▶ **GOAL**: Identify the lines that contain the word "Market" and copy each one.

▶ **DATASET ROWS**:
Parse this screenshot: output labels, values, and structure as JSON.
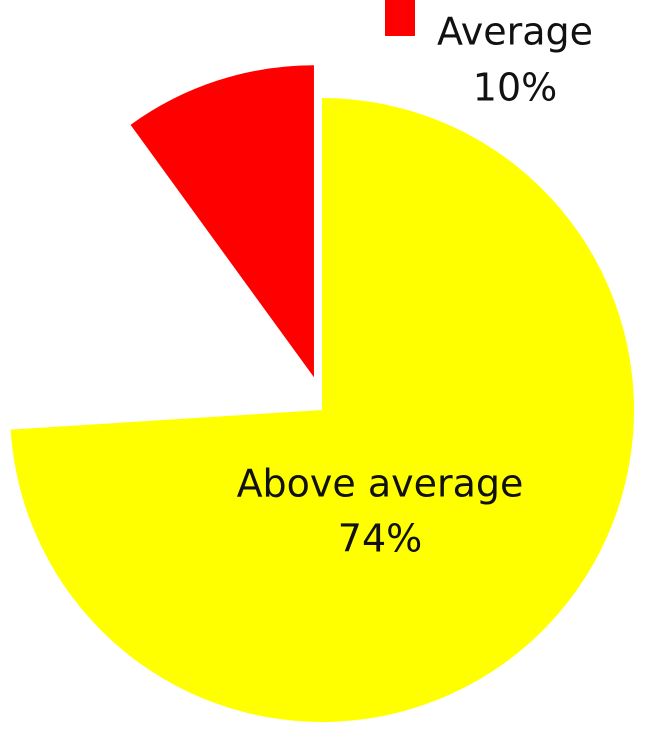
{
  "chart_data": {
    "type": "pie",
    "categories": [
      "Above average",
      "Average"
    ],
    "values": [
      74,
      10
    ],
    "value_labels": [
      "74%",
      "10%"
    ],
    "colors": [
      "#ffff00",
      "#ff0000"
    ]
  }
}
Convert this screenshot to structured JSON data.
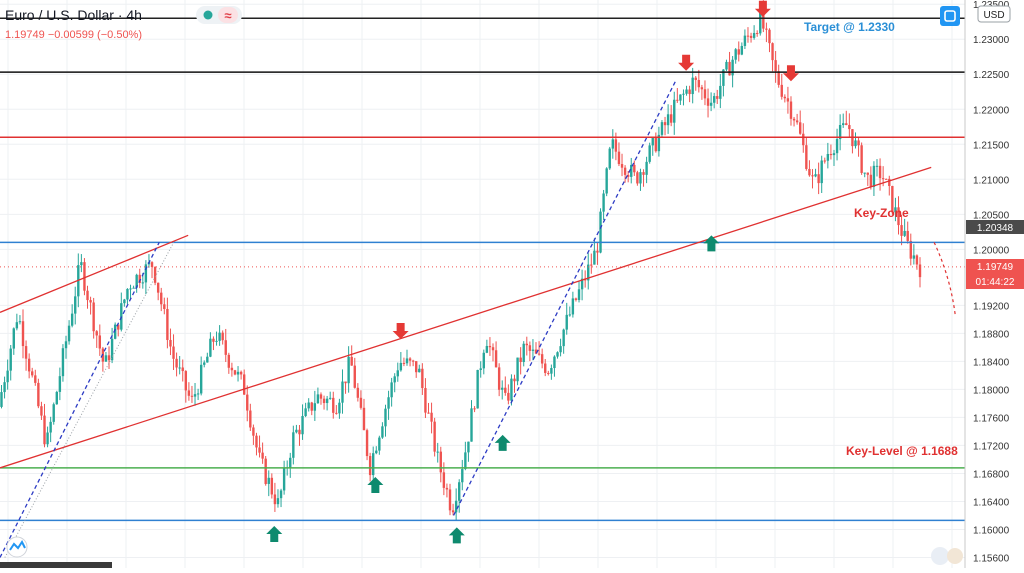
{
  "header": {
    "title": "Euro / U.S. Dollar · 4h",
    "ohlc": "1.19749 −0.00599 (−0.50%)"
  },
  "price_scale": {
    "currency": "USD",
    "ticks": [
      "1.23500",
      "1.23000",
      "1.22500",
      "1.22000",
      "1.21500",
      "1.21000",
      "1.20500",
      "1.20000",
      "1.19200",
      "1.18800",
      "1.18400",
      "1.18000",
      "1.17600",
      "1.17200",
      "1.16800",
      "1.16400",
      "1.16000",
      "1.15600"
    ],
    "marker_prev": "1.20348",
    "marker_last": "1.19749",
    "countdown": "01:44:22"
  },
  "annotations": {
    "target": "Target @ 1.2330",
    "key_zone": "Key-Zone",
    "key_level": "Key-Level @ 1.1688"
  },
  "colors": {
    "up": "#26a69a",
    "down": "#ef5350",
    "annotation_red": "#e03131",
    "target_blue": "#2a8fd6",
    "level_blue": "#2f80d1",
    "level_green": "#4caf50",
    "arrow_green": "#0e8a6e"
  },
  "chart_data": {
    "type": "candlestick",
    "symbol": "Euro / U.S. Dollar",
    "timeframe": "4h",
    "ylim": [
      1.1545,
      1.2356
    ],
    "last_price": 1.19749,
    "change": -0.00599,
    "change_pct": -0.5,
    "price_path": [
      [
        0.0,
        1.1775
      ],
      [
        0.02,
        1.191
      ],
      [
        0.05,
        1.172
      ],
      [
        0.085,
        1.198
      ],
      [
        0.11,
        1.183
      ],
      [
        0.135,
        1.195
      ],
      [
        0.16,
        1.198
      ],
      [
        0.18,
        1.185
      ],
      [
        0.2,
        1.178
      ],
      [
        0.225,
        1.188
      ],
      [
        0.255,
        1.18
      ],
      [
        0.27,
        1.17
      ],
      [
        0.29,
        1.1635
      ],
      [
        0.305,
        1.173
      ],
      [
        0.33,
        1.179
      ],
      [
        0.35,
        1.178
      ],
      [
        0.365,
        1.184
      ],
      [
        0.385,
        1.169
      ],
      [
        0.4,
        1.177
      ],
      [
        0.415,
        1.184
      ],
      [
        0.435,
        1.183
      ],
      [
        0.455,
        1.17
      ],
      [
        0.47,
        1.163
      ],
      [
        0.485,
        1.172
      ],
      [
        0.505,
        1.188
      ],
      [
        0.525,
        1.178
      ],
      [
        0.545,
        1.186
      ],
      [
        0.57,
        1.183
      ],
      [
        0.59,
        1.19
      ],
      [
        0.62,
        1.2
      ],
      [
        0.635,
        1.215
      ],
      [
        0.66,
        1.21
      ],
      [
        0.7,
        1.22
      ],
      [
        0.72,
        1.224
      ],
      [
        0.74,
        1.221
      ],
      [
        0.76,
        1.227
      ],
      [
        0.775,
        1.23
      ],
      [
        0.79,
        1.233
      ],
      [
        0.805,
        1.225
      ],
      [
        0.825,
        1.219
      ],
      [
        0.845,
        1.209
      ],
      [
        0.86,
        1.214
      ],
      [
        0.88,
        1.218
      ],
      [
        0.9,
        1.21
      ],
      [
        0.915,
        1.211
      ],
      [
        0.94,
        1.201
      ],
      [
        0.955,
        1.1975
      ]
    ],
    "candle_count": 300,
    "horizontal_levels": [
      {
        "price": 1.233,
        "color": "#222222",
        "label": "Target @ 1.2330"
      },
      {
        "price": 1.2253,
        "color": "#111111"
      },
      {
        "price": 1.216,
        "color": "#e03131"
      },
      {
        "price": 1.201,
        "color": "#2f80d1"
      },
      {
        "price": 1.1688,
        "color": "#4caf50",
        "label": "Key-Level @ 1.1688"
      },
      {
        "price": 1.1613,
        "color": "#2f80d1"
      }
    ],
    "trendlines": [
      {
        "from": [
          0.0,
          1.1688
        ],
        "to": [
          0.965,
          1.2117
        ],
        "color": "#e03131",
        "style": "solid"
      },
      {
        "from": [
          0.0,
          1.191
        ],
        "to": [
          0.195,
          1.202
        ],
        "color": "#e03131",
        "style": "solid"
      },
      {
        "from": [
          0.0,
          1.156
        ],
        "to": [
          0.165,
          1.201
        ],
        "color": "#2c3bc4",
        "style": "dashed"
      },
      {
        "from": [
          0.47,
          1.162
        ],
        "to": [
          0.7,
          1.224
        ],
        "color": "#2c3bc4",
        "style": "dashed"
      }
    ],
    "signals": [
      {
        "type": "sell",
        "x": 0.733,
        "price": 1.2255
      },
      {
        "type": "sell",
        "x": 0.815,
        "price": 1.2332
      },
      {
        "type": "sell",
        "x": 0.845,
        "price": 1.224
      },
      {
        "type": "sell",
        "x": 0.428,
        "price": 1.1872
      },
      {
        "type": "buy",
        "x": 0.293,
        "price": 1.1605
      },
      {
        "type": "buy",
        "x": 0.401,
        "price": 1.1675
      },
      {
        "type": "buy",
        "x": 0.488,
        "price": 1.1603
      },
      {
        "type": "buy",
        "x": 0.537,
        "price": 1.1735
      },
      {
        "type": "buy",
        "x": 0.76,
        "price": 1.202
      }
    ]
  }
}
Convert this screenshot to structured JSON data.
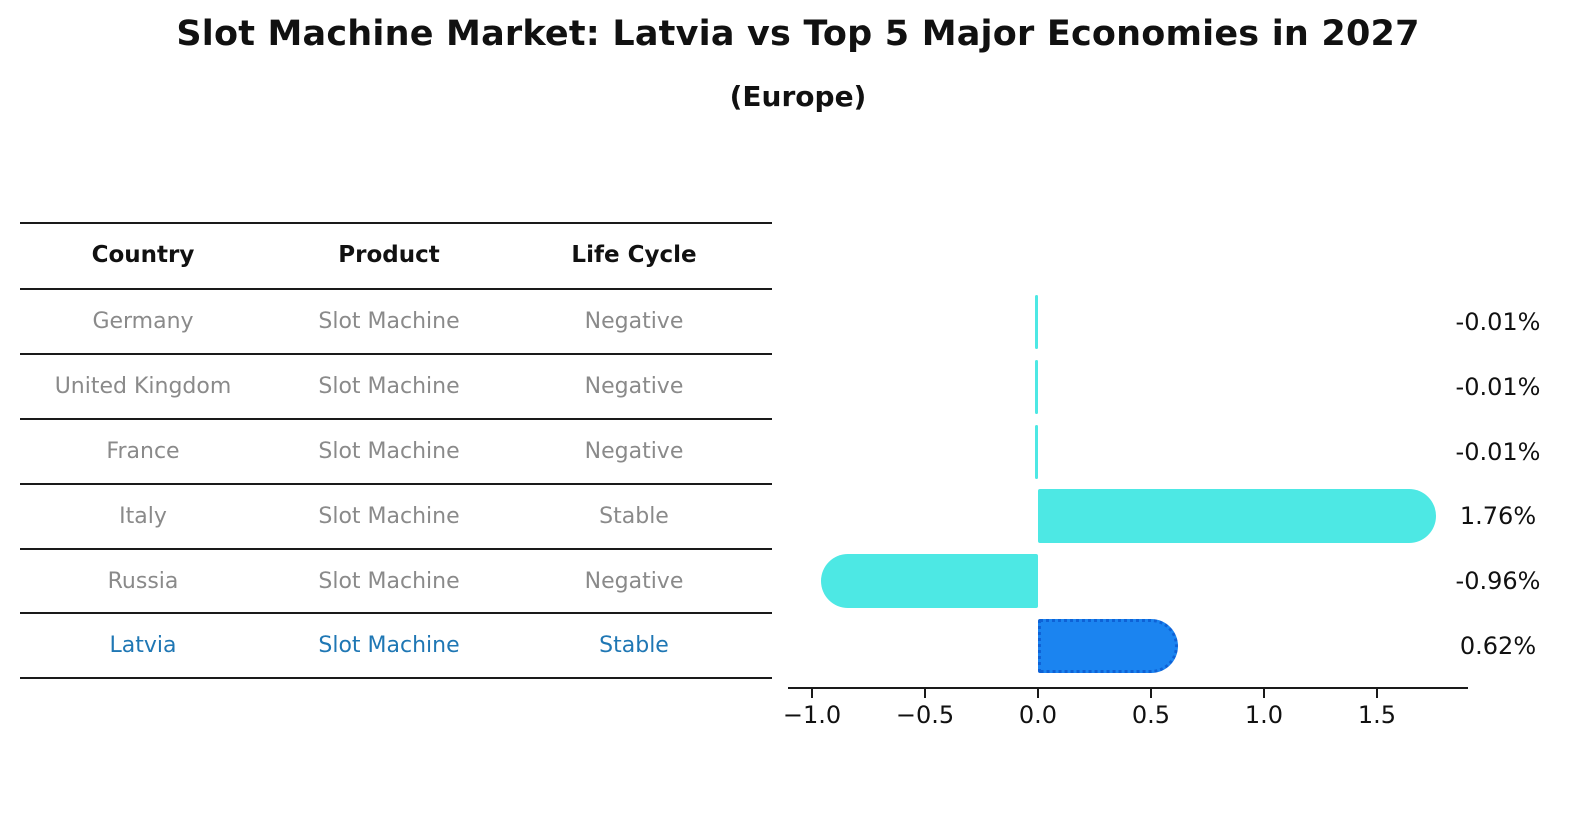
{
  "title": "Slot Machine Market: Latvia vs Top 5 Major Economies in 2027",
  "subtitle": "(Europe)",
  "table": {
    "headers": {
      "country": "Country",
      "product": "Product",
      "life_cycle": "Life Cycle"
    },
    "rows": [
      {
        "country": "Germany",
        "product": "Slot Machine",
        "life_cycle": "Negative",
        "highlight": false
      },
      {
        "country": "United Kingdom",
        "product": "Slot Machine",
        "life_cycle": "Negative",
        "highlight": false
      },
      {
        "country": "France",
        "product": "Slot Machine",
        "life_cycle": "Negative",
        "highlight": false
      },
      {
        "country": "Italy",
        "product": "Slot Machine",
        "life_cycle": "Stable",
        "highlight": false
      },
      {
        "country": "Russia",
        "product": "Slot Machine",
        "life_cycle": "Negative",
        "highlight": false
      },
      {
        "country": "Latvia",
        "product": "Slot Machine",
        "life_cycle": "Stable",
        "highlight": true
      }
    ]
  },
  "chart_data": {
    "type": "bar",
    "orientation": "horizontal",
    "title": "Slot Machine Market: Latvia vs Top 5 Major Economies in 2027",
    "subtitle": "(Europe)",
    "categories": [
      "Germany",
      "United Kingdom",
      "France",
      "Italy",
      "Russia",
      "Latvia"
    ],
    "values": [
      -0.01,
      -0.01,
      -0.01,
      1.76,
      -0.96,
      0.62
    ],
    "value_labels": [
      "-0.01%",
      "-0.01%",
      "-0.01%",
      "1.76%",
      "-0.96%",
      "0.62%"
    ],
    "x_tick_values": [
      -1.0,
      -0.5,
      0.0,
      0.5,
      1.0,
      1.5
    ],
    "x_tick_labels": [
      "−1.0",
      "−0.5",
      "0.0",
      "0.5",
      "1.0",
      "1.5"
    ],
    "xlim": [
      -1.11,
      1.9
    ],
    "grid": false,
    "legend": null,
    "highlight_category": "Latvia"
  },
  "colors": {
    "background": "#ffffff",
    "bar_default": "#4DE8E4",
    "bar_highlight": "#1B84F0",
    "bar_highlight_edge": "#0e62d6",
    "highlight_text": "#1f77b4",
    "row_text": "#8a8a8a",
    "header_text": "#111111",
    "value_text": "#111111"
  }
}
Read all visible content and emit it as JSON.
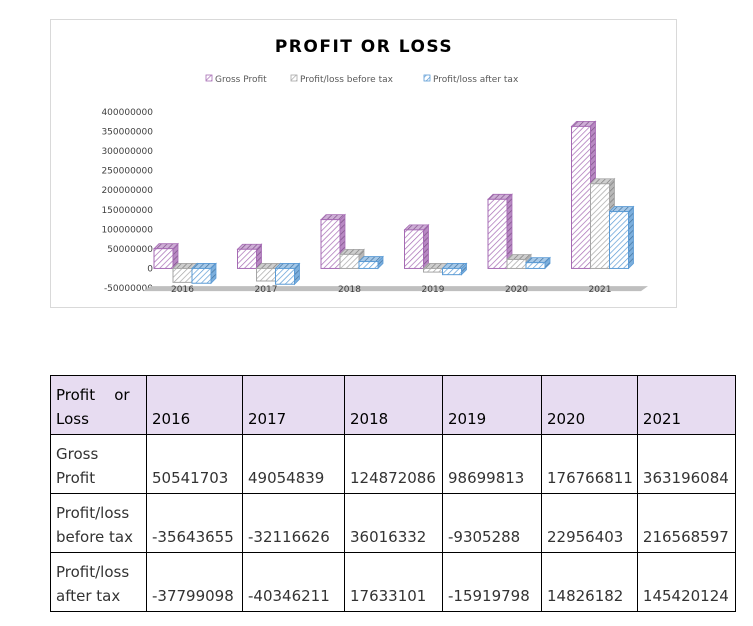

▶ **TASK RESULT**:
  "title": "Slot Machine Market: Latvia vs Top 5 Major Economies in 2027",
    "title": "Slot Machine Market: Latvia vs Top 5 Major Economies in 2027",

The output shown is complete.